══ Data provided ══
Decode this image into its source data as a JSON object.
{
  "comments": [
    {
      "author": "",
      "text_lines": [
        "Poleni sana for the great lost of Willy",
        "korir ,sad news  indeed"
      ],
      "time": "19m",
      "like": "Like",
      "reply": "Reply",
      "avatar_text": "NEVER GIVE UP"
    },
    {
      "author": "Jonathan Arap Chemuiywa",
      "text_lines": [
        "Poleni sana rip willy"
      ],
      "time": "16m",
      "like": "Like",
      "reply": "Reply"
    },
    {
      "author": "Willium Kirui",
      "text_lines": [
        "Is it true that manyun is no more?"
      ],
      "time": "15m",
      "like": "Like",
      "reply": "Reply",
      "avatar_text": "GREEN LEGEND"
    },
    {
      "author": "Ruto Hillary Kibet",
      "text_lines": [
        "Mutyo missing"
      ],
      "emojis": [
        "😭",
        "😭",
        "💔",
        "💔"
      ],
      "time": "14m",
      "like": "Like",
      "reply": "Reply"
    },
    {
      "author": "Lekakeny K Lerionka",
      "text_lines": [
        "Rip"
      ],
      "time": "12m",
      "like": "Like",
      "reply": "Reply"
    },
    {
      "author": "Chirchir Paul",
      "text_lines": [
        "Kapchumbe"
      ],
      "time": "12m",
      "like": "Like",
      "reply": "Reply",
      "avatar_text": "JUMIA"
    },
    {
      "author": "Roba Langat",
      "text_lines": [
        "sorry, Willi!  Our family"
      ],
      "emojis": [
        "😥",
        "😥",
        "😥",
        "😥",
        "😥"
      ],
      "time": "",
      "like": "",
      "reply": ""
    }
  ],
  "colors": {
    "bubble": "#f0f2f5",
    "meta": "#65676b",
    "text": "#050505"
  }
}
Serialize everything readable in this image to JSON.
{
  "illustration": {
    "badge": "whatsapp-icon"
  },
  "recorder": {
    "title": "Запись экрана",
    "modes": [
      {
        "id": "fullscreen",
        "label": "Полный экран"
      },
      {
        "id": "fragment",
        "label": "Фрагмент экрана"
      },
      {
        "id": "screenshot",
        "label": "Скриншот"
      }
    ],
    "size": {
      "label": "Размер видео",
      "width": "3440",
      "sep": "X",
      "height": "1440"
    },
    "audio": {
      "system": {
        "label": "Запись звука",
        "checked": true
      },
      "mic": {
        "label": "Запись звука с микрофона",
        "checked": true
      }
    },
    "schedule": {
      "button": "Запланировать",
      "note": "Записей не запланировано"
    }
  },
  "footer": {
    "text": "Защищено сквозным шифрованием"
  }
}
═══
Search the entries for the word "Запись" and copy every line that has it.

## Output for this task
    "title": "Запись экрана",
        "label": "Запись звука",
        "label": "Запись звука с микрофона",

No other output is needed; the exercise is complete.